Dataset entries on figures:

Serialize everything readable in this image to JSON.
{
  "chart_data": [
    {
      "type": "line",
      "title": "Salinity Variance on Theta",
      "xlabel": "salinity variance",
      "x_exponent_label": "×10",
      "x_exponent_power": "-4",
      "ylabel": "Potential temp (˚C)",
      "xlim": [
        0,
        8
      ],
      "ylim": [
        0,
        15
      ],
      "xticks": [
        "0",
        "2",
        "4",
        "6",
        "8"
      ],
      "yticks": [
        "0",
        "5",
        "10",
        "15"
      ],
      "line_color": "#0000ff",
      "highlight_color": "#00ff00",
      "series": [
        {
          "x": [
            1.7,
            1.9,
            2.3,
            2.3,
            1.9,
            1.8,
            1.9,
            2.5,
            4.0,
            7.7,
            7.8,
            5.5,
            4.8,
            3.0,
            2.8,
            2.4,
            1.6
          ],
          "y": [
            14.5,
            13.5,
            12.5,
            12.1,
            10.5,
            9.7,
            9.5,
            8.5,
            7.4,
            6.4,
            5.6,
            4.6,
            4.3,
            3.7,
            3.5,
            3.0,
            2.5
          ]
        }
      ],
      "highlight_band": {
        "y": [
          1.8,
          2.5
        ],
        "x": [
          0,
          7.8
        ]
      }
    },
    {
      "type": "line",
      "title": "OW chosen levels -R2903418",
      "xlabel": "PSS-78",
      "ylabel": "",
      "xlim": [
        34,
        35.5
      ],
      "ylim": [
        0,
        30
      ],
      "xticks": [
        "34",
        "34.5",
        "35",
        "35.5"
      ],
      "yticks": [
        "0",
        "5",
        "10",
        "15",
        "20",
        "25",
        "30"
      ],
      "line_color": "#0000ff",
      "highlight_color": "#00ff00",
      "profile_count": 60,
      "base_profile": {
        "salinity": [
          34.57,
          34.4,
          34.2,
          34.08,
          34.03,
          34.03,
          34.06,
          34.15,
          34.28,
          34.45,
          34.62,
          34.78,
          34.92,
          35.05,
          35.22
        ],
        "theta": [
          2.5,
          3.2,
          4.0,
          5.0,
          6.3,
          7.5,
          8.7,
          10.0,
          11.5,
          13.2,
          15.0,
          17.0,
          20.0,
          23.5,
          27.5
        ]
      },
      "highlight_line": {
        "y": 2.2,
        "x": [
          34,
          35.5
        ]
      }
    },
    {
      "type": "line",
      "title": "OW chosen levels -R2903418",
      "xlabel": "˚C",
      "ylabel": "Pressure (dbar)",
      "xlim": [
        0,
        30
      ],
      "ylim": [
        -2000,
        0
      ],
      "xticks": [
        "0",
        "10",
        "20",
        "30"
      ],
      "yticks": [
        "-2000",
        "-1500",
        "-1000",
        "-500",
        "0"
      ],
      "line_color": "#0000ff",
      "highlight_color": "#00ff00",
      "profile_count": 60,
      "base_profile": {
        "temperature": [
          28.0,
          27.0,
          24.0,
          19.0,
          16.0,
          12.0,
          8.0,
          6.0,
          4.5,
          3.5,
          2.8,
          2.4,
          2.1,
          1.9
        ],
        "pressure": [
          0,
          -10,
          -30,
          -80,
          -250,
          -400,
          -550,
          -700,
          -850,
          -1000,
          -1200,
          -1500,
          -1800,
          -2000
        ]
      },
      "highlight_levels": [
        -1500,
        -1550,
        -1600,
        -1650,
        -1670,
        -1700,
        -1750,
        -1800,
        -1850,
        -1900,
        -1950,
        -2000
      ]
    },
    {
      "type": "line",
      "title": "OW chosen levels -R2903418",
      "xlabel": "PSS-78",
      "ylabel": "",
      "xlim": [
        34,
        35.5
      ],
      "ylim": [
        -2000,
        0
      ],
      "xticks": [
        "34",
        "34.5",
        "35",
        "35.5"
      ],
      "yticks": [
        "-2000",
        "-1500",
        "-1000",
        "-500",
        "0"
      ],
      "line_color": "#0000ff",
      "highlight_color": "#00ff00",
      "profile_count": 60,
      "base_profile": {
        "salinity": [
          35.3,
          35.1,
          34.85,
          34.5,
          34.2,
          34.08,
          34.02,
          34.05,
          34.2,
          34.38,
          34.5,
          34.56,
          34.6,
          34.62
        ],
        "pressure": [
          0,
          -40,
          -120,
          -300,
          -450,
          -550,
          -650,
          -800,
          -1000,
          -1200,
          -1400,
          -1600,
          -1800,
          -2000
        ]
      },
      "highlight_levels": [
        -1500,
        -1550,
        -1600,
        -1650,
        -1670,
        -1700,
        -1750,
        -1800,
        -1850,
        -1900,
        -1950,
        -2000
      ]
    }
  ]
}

### WORK REQUIRED
Write out the entries above word for word.

### RESPONSE FOR THIS EXERCISE
Serialize everything readable in this image to JSON.
{
  "chart_data": [
    {
      "type": "line",
      "title": "Salinity Variance on Theta",
      "xlabel": "salinity variance",
      "x_exponent_label": "×10",
      "x_exponent_power": "-4",
      "ylabel": "Potential temp (˚C)",
      "xlim": [
        0,
        8
      ],
      "ylim": [
        0,
        15
      ],
      "xticks": [
        "0",
        "2",
        "4",
        "6",
        "8"
      ],
      "yticks": [
        "0",
        "5",
        "10",
        "15"
      ],
      "line_color": "#0000ff",
      "highlight_color": "#00ff00",
      "series": [
        {
          "x": [
            1.7,
            1.9,
            2.3,
            2.3,
            1.9,
            1.8,
            1.9,
            2.5,
            4.0,
            7.7,
            7.8,
            5.5,
            4.8,
            3.0,
            2.8,
            2.4,
            1.6
          ],
          "y": [
            14.5,
            13.5,
            12.5,
            12.1,
            10.5,
            9.7,
            9.5,
            8.5,
            7.4,
            6.4,
            5.6,
            4.6,
            4.3,
            3.7,
            3.5,
            3.0,
            2.5
          ]
        }
      ],
      "highlight_band": {
        "y": [
          1.8,
          2.5
        ],
        "x": [
          0,
          7.8
        ]
      }
    },
    {
      "type": "line",
      "title": "OW chosen levels -R2903418",
      "xlabel": "PSS-78",
      "ylabel": "",
      "xlim": [
        34,
        35.5
      ],
      "ylim": [
        0,
        30
      ],
      "xticks": [
        "34",
        "34.5",
        "35",
        "35.5"
      ],
      "yticks": [
        "0",
        "5",
        "10",
        "15",
        "20",
        "25",
        "30"
      ],
      "line_color": "#0000ff",
      "highlight_color": "#00ff00",
      "profile_count": 60,
      "base_profile": {
        "salinity": [
          34.57,
          34.4,
          34.2,
          34.08,
          34.03,
          34.03,
          34.06,
          34.15,
          34.28,
          34.45,
          34.62,
          34.78,
          34.92,
          35.05,
          35.22
        ],
        "theta": [
          2.5,
          3.2,
          4.0,
          5.0,
          6.3,
          7.5,
          8.7,
          10.0,
          11.5,
          13.2,
          15.0,
          17.0,
          20.0,
          23.5,
          27.5
        ]
      },
      "highlight_line": {
        "y": 2.2,
        "x": [
          34,
          35.5
        ]
      }
    },
    {
      "type": "line",
      "title": "OW chosen levels -R2903418",
      "xlabel": "˚C",
      "ylabel": "Pressure (dbar)",
      "xlim": [
        0,
        30
      ],
      "ylim": [
        -2000,
        0
      ],
      "xticks": [
        "0",
        "10",
        "20",
        "30"
      ],
      "yticks": [
        "-2000",
        "-1500",
        "-1000",
        "-500",
        "0"
      ],
      "line_color": "#0000ff",
      "highlight_color": "#00ff00",
      "profile_count": 60,
      "base_profile": {
        "temperature": [
          28.0,
          27.0,
          24.0,
          19.0,
          16.0,
          12.0,
          8.0,
          6.0,
          4.5,
          3.5,
          2.8,
          2.4,
          2.1,
          1.9
        ],
        "pressure": [
          0,
          -10,
          -30,
          -80,
          -250,
          -400,
          -550,
          -700,
          -850,
          -1000,
          -1200,
          -1500,
          -1800,
          -2000
        ]
      },
      "highlight_levels": [
        -1500,
        -1550,
        -1600,
        -1650,
        -1670,
        -1700,
        -1750,
        -1800,
        -1850,
        -1900,
        -1950,
        -2000
      ]
    },
    {
      "type": "line",
      "title": "OW chosen levels -R2903418",
      "xlabel": "PSS-78",
      "ylabel": "",
      "xlim": [
        34,
        35.5
      ],
      "ylim": [
        -2000,
        0
      ],
      "xticks": [
        "34",
        "34.5",
        "35",
        "35.5"
      ],
      "yticks": [
        "-2000",
        "-1500",
        "-1000",
        "-500",
        "0"
      ],
      "line_color": "#0000ff",
      "highlight_color": "#00ff00",
      "profile_count": 60,
      "base_profile": {
        "salinity": [
          35.3,
          35.1,
          34.85,
          34.5,
          34.2,
          34.08,
          34.02,
          34.05,
          34.2,
          34.38,
          34.5,
          34.56,
          34.6,
          34.62
        ],
        "pressure": [
          0,
          -40,
          -120,
          -300,
          -450,
          -550,
          -650,
          -800,
          -1000,
          -1200,
          -1400,
          -1600,
          -1800,
          -2000
        ]
      },
      "highlight_levels": [
        -1500,
        -1550,
        -1600,
        -1650,
        -1670,
        -1700,
        -1750,
        -1800,
        -1850,
        -1900,
        -1950,
        -2000
      ]
    }
  ]
}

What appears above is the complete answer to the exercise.